→ **Given exercise**
Output all of the data below exactly as given.

→ **Records for the task**
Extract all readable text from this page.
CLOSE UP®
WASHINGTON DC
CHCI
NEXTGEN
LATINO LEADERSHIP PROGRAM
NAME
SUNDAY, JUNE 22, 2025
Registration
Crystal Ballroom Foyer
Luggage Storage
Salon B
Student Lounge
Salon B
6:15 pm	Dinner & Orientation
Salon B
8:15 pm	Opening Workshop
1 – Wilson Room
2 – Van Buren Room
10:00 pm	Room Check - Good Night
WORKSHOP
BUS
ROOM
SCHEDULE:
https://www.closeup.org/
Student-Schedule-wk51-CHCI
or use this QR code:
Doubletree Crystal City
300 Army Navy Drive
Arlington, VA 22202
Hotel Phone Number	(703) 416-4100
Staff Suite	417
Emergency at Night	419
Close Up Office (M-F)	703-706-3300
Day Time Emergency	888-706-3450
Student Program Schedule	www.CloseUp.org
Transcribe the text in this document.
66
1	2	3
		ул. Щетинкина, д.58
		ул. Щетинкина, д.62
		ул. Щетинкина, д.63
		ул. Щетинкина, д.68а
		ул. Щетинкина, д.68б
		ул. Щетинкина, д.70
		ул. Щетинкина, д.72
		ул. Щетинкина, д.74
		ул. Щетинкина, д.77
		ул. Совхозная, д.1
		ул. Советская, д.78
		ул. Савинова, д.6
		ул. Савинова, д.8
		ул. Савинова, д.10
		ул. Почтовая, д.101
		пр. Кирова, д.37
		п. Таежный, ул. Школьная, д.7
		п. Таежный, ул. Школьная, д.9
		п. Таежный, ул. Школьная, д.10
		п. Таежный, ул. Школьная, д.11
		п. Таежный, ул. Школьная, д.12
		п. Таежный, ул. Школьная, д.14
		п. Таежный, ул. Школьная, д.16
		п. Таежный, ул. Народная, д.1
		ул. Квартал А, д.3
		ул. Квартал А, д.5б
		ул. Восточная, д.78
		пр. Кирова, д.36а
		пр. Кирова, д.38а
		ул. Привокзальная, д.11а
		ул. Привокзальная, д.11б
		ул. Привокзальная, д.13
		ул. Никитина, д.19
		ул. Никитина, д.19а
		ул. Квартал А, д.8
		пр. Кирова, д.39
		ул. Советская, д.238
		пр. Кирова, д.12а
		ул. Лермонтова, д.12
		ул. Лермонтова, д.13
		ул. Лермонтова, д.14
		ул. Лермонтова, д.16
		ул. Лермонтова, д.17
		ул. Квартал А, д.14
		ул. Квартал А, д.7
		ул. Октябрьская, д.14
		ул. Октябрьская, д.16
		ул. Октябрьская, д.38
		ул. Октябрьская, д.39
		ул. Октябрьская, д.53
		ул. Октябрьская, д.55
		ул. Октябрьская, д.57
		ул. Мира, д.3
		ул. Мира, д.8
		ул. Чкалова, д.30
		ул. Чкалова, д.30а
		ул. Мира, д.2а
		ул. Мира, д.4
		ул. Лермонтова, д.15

→ **Answer for this exercise**
Extract all readable text from this page.
CLOSE UP®
WASHINGTON DC
CHCI
NEXTGEN
LATINO LEADERSHIP PROGRAM
NAME
SUNDAY, JUNE 22, 2025
Registration
Crystal Ballroom Foyer
Luggage Storage
Salon B
Student Lounge
Salon B
6:15 pm	Dinner & Orientation
Salon B
8:15 pm	Opening Workshop
1 – Wilson Room
2 – Van Buren Room
10:00 pm	Room Check - Good Night
WORKSHOP
BUS
ROOM
SCHEDULE:
https://www.closeup.org/
Student-Schedule-wk51-CHCI
or use this QR code:
Doubletree Crystal City
300 Army Navy Drive
Arlington, VA 22202
Hotel Phone Number	(703) 416-4100
Staff Suite	417
Emergency at Night	419
Close Up Office (M-F)	703-706-3300
Day Time Emergency	888-706-3450
Student Program Schedule	www.CloseUp.org
Transcribe the text in this document.
66
1	2	3
		ул. Щетинкина, д.58
		ул. Щетинкина, д.62
		ул. Щетинкина, д.63
		ул. Щетинкина, д.68а
		ул. Щетинкина, д.68б
		ул. Щетинкина, д.70
		ул. Щетинкина, д.72
		ул. Щетинкина, д.74
		ул. Щетинкина, д.77
		ул. Совхозная, д.1
		ул. Советская, д.78
		ул. Савинова, д.6
		ул. Савинова, д.8
		ул. Савинова, д.10
		ул. Почтовая, д.101
		пр. Кирова, д.37
		п. Таежный, ул. Школьная, д.7
		п. Таежный, ул. Школьная, д.9
		п. Таежный, ул. Школьная, д.10
		п. Таежный, ул. Школьная, д.11
		п. Таежный, ул. Школьная, д.12
		п. Таежный, ул. Школьная, д.14
		п. Таежный, ул. Школьная, д.16
		п. Таежный, ул. Народная, д.1
		ул. Квартал А, д.3
		ул. Квартал А, д.5б
		ул. Восточная, д.78
		пр. Кирова, д.36а
		пр. Кирова, д.38а
		ул. Привокзальная, д.11а
		ул. Привокзальная, д.11б
		ул. Привокзальная, д.13
		ул. Никитина, д.19
		ул. Никитина, д.19а
		ул. Квартал А, д.8
		пр. Кирова, д.39
		ул. Советская, д.238
		пр. Кирова, д.12а
		ул. Лермонтова, д.12
		ул. Лермонтова, д.13
		ул. Лермонтова, д.14
		ул. Лермонтова, д.16
		ул. Лермонтова, д.17
		ул. Квартал А, д.14
		ул. Квартал А, д.7
		ул. Октябрьская, д.14
		ул. Октябрьская, д.16
		ул. Октябрьская, д.38
		ул. Октябрьская, д.39
		ул. Октябрьская, д.53
		ул. Октябрьская, д.55
		ул. Октябрьская, д.57
		ул. Мира, д.3
		ул. Мира, д.8
		ул. Чкалова, д.30
		ул. Чкалова, д.30а
		ул. Мира, д.2а
		ул. Мира, д.4
		ул. Лермонтова, д.15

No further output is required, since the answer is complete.